**Requirement**
Every entry below should be repeated exactly; the pictures should not.

START Records for the task

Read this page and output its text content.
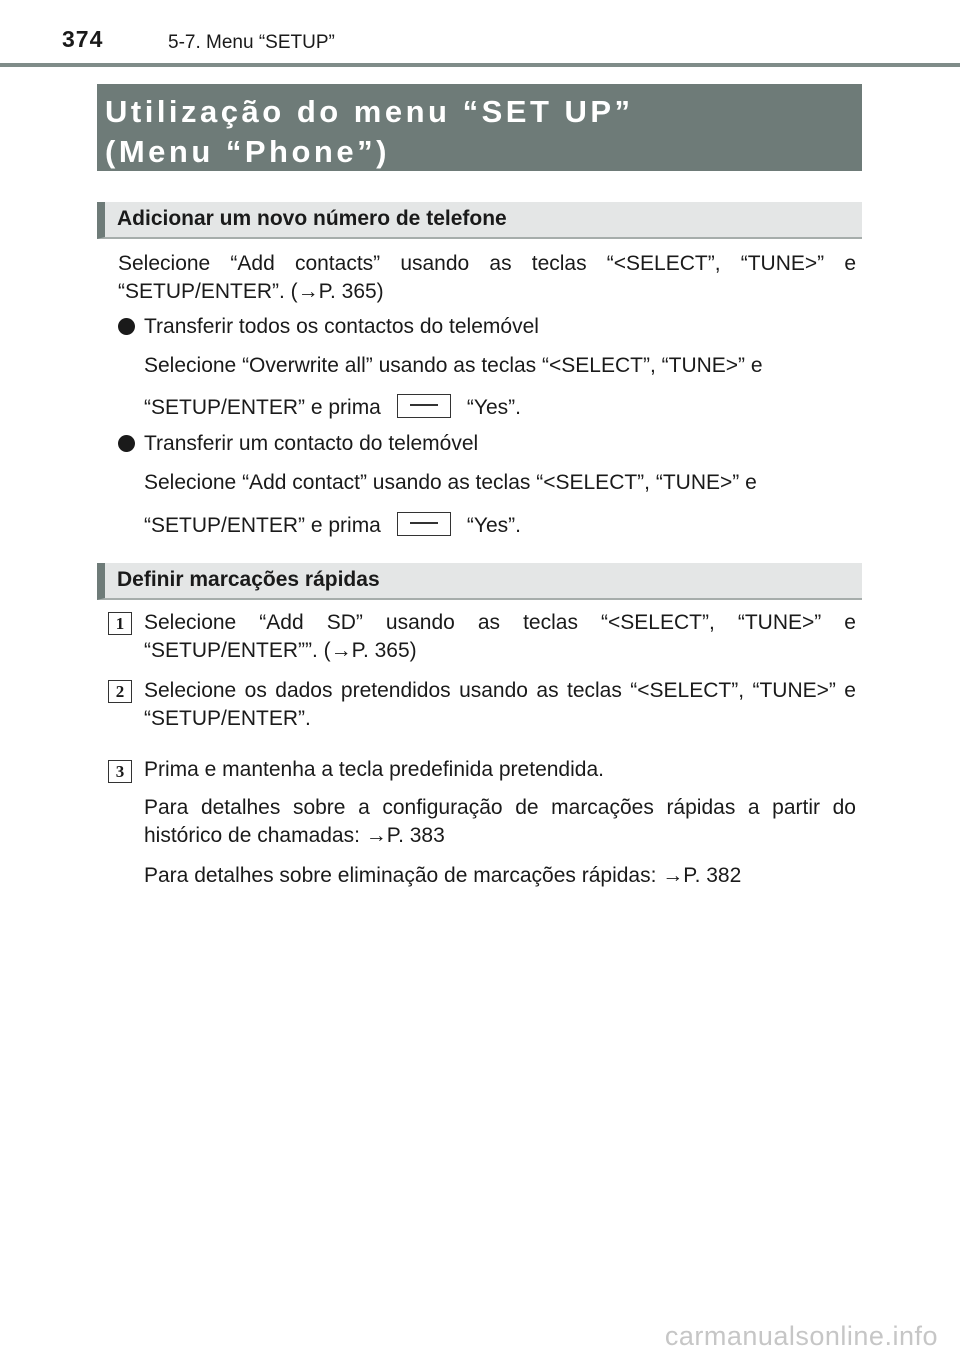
374	5-7. Menu “SETUP”
Utilização do menu “SET UP”
(Menu “Phone”)
Adicionar um novo número de telefone
Selecione “Add contacts” usando as teclas “<SELECT”, “TUNE>” e “SETUP/ENTER”. (→P. 365)
Transferir todos os contactos do telemóvel
Selecione “Overwrite all” usando as teclas “<SELECT”, “TUNE>” e
“SETUP/ENTER” e prima	“Yes”.
Transferir um contacto do telemóvel
Selecione “Add contact” usando as teclas “<SELECT”, “TUNE>” e
“SETUP/ENTER” e prima	“Yes”.
Definir marcações rápidas
1 Selecione “Add SD” usando as teclas “<SELECT”, “TUNE>” e “SETUP/ENTER””. (→P. 365)
2 Selecione os dados pretendidos usando as teclas “<SELECT”, “TUNE>” e “SETUP/ENTER”.
3 Prima e mantenha a tecla predefinida pretendida.
Para detalhes sobre a configuração de marcações rápidas a partir do histórico de chamadas: →P. 383
Para detalhes sobre eliminação de marcações rápidas: →P. 382
carmanualsonline.info
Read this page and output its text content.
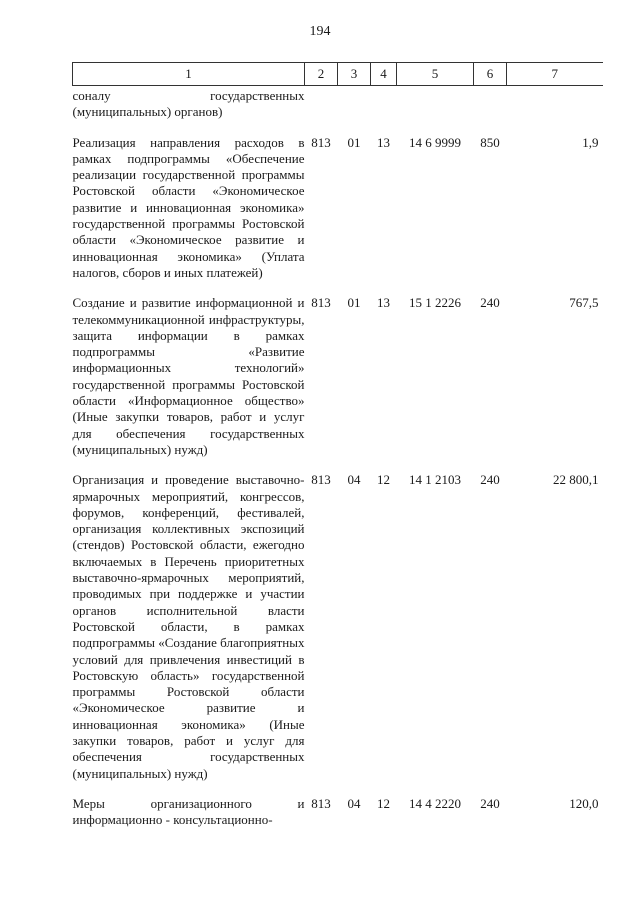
194
1	2	3	4	5	6	7
соналу государственных (муниципальных) органов)						

Реализация направления расходов в рамках подпрограммы «Обеспечение реализации государственной программы Ростовской области «Экономическое развитие и инновационная экономика» государственной программы Ростовской области «Экономическое развитие и инновационная экономика» (Уплата налогов, сборов и иных платежей)	813	01	13	14 6 9999	850	1,9

Создание и развитие информационной и телекоммуникационной инфраструктуры, защита информации в рамках подпрограммы «Развитие информационных технологий» государственной программы Ростовской области «Информационное общество» (Иные закупки товаров, работ и услуг для обеспечения государственных (муниципальных) нужд)	813	01	13	15 1 2226	240	767,5

Организация и проведение выставочно-ярмарочных мероприятий, конгрессов, форумов, конференций, фестивалей, организация коллективных экспозиций (стендов) Ростовской области, ежегодно включаемых в Перечень приоритетных выставочно-ярмарочных мероприятий, проводимых при поддержке и участии органов исполнительной власти Ростовской области, в рамках подпрограммы «Создание благоприятных условий для привлечения инвестиций в Ростовскую область» государственной программы Ростовской области «Экономическое развитие и инновационная экономика» (Иные закупки товаров, работ и услуг для обеспечения государственных (муниципальных) нужд)	813	04	12	14 1 2103	240	22 800,1

Меры организационного и информационно - консультационно-	813	04	12	14 4 2220	240	120,0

END Records for the task

**The completed task**
Read this page and output its text content.
374	5-7. Menu “SETUP”
Utilização do menu “SET UP”
(Menu “Phone”)
Adicionar um novo número de telefone
Selecione “Add contacts” usando as teclas “<SELECT”, “TUNE>” e “SETUP/ENTER”. (→P. 365)
Transferir todos os contactos do telemóvel
Selecione “Overwrite all” usando as teclas “<SELECT”, “TUNE>” e
“SETUP/ENTER” e prima	“Yes”.
Transferir um contacto do telemóvel
Selecione “Add contact” usando as teclas “<SELECT”, “TUNE>” e
“SETUP/ENTER” e prima	“Yes”.
Definir marcações rápidas
1 Selecione “Add SD” usando as teclas “<SELECT”, “TUNE>” e “SETUP/ENTER””. (→P. 365)
2 Selecione os dados pretendidos usando as teclas “<SELECT”, “TUNE>” e “SETUP/ENTER”.
3 Prima e mantenha a tecla predefinida pretendida.
Para detalhes sobre a configuração de marcações rápidas a partir do histórico de chamadas: →P. 383
Para detalhes sobre eliminação de marcações rápidas: →P. 382
carmanualsonline.info
Read this page and output its text content.
194
1	2	3	4	5	6	7
соналу государственных (муниципальных) органов)						

Реализация направления расходов в рамках подпрограммы «Обеспечение реализации государственной программы Ростовской области «Экономическое развитие и инновационная экономика» государственной программы Ростовской области «Экономическое развитие и инновационная экономика» (Уплата налогов, сборов и иных платежей)	813	01	13	14 6 9999	850	1,9

Создание и развитие информационной и телекоммуникационной инфраструктуры, защита информации в рамках подпрограммы «Развитие информационных технологий» государственной программы Ростовской области «Информационное общество» (Иные закупки товаров, работ и услуг для обеспечения государственных (муниципальных) нужд)	813	01	13	15 1 2226	240	767,5

Организация и проведение выставочно-ярмарочных мероприятий, конгрессов, форумов, конференций, фестивалей, организация коллективных экспозиций (стендов) Ростовской области, ежегодно включаемых в Перечень приоритетных выставочно-ярмарочных мероприятий, проводимых при поддержке и участии органов исполнительной власти Ростовской области, в рамках подпрограммы «Создание благоприятных условий для привлечения инвестиций в Ростовскую область» государственной программы Ростовской области «Экономическое развитие и инновационная экономика» (Иные закупки товаров, работ и услуг для обеспечения государственных (муниципальных) нужд)	813	04	12	14 1 2103	240	22 800,1

Меры организационного и информационно - консультационно-	813	04	12	14 4 2220	240	120,0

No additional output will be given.